**Information shown:**
════

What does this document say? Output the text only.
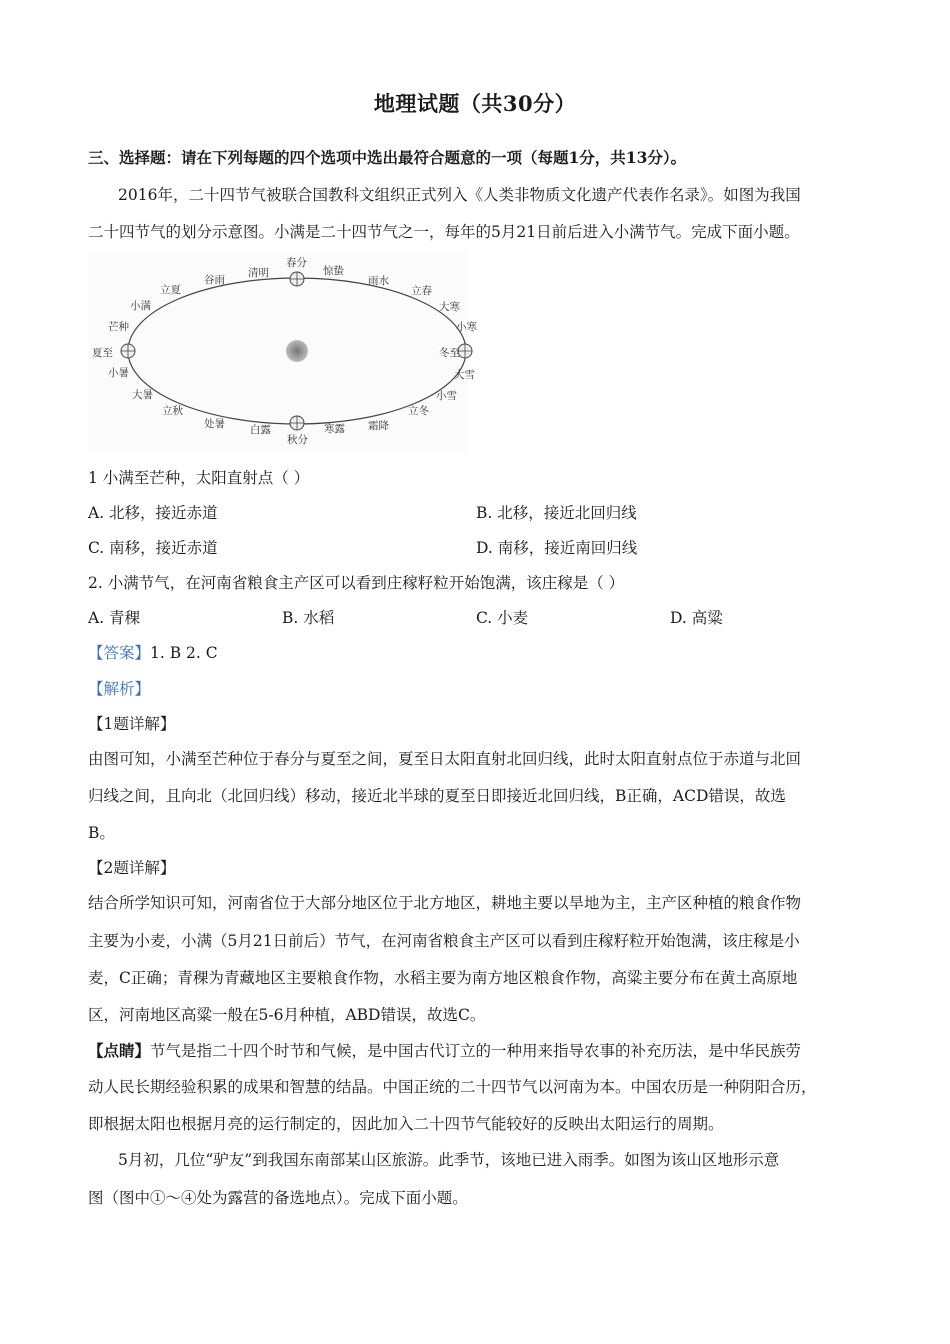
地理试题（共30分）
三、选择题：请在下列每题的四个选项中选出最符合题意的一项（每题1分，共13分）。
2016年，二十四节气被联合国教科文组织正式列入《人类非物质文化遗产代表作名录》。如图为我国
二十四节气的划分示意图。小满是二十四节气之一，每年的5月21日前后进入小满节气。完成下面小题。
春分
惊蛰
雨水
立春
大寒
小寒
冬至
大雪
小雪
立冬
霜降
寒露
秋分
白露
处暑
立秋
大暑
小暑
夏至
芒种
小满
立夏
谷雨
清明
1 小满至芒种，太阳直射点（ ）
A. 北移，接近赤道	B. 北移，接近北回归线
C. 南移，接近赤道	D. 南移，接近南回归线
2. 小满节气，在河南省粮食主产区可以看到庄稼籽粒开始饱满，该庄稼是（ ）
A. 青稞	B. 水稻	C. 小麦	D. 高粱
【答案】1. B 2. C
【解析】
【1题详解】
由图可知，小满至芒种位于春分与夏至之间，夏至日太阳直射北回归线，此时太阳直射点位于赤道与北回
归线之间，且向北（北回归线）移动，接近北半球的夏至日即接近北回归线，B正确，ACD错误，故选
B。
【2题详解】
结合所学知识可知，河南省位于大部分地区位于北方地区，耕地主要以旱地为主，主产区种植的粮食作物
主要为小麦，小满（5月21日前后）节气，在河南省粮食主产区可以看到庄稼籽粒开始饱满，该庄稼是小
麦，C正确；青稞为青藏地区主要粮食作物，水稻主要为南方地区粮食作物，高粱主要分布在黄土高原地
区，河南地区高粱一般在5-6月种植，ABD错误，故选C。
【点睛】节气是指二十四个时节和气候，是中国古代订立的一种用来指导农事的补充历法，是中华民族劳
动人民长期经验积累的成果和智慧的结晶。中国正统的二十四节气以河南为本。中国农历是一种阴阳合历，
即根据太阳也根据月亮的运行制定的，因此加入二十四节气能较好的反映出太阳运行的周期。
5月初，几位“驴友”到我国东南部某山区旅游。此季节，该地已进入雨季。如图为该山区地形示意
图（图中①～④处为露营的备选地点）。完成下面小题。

════

**Exercise prompt:** Drop the pictures and reproduce the rest of the entries above exactly.

**Expected output:**
What does this document say? Output the text only.
地理试题（共30分）
三、选择题：请在下列每题的四个选项中选出最符合题意的一项（每题1分，共13分）。
2016年，二十四节气被联合国教科文组织正式列入《人类非物质文化遗产代表作名录》。如图为我国
二十四节气的划分示意图。小满是二十四节气之一，每年的5月21日前后进入小满节气。完成下面小题。
春分
惊蛰
雨水
立春
大寒
小寒
冬至
大雪
小雪
立冬
霜降
寒露
秋分
白露
处暑
立秋
大暑
小暑
夏至
芒种
小满
立夏
谷雨
清明
1 小满至芒种，太阳直射点（ ）
A. 北移，接近赤道	B. 北移，接近北回归线
C. 南移，接近赤道	D. 南移，接近南回归线
2. 小满节气，在河南省粮食主产区可以看到庄稼籽粒开始饱满，该庄稼是（ ）
A. 青稞	B. 水稻	C. 小麦	D. 高粱
【答案】1. B 2. C
【解析】
【1题详解】
由图可知，小满至芒种位于春分与夏至之间，夏至日太阳直射北回归线，此时太阳直射点位于赤道与北回
归线之间，且向北（北回归线）移动，接近北半球的夏至日即接近北回归线，B正确，ACD错误，故选
B。
【2题详解】
结合所学知识可知，河南省位于大部分地区位于北方地区，耕地主要以旱地为主，主产区种植的粮食作物
主要为小麦，小满（5月21日前后）节气，在河南省粮食主产区可以看到庄稼籽粒开始饱满，该庄稼是小
麦，C正确；青稞为青藏地区主要粮食作物，水稻主要为南方地区粮食作物，高粱主要分布在黄土高原地
区，河南地区高粱一般在5-6月种植，ABD错误，故选C。
【点睛】节气是指二十四个时节和气候，是中国古代订立的一种用来指导农事的补充历法，是中华民族劳
动人民长期经验积累的成果和智慧的结晶。中国正统的二十四节气以河南为本。中国农历是一种阴阳合历，
即根据太阳也根据月亮的运行制定的，因此加入二十四节气能较好的反映出太阳运行的周期。
5月初，几位“驴友”到我国东南部某山区旅游。此季节，该地已进入雨季。如图为该山区地形示意
图（图中①～④处为露营的备选地点）。完成下面小题。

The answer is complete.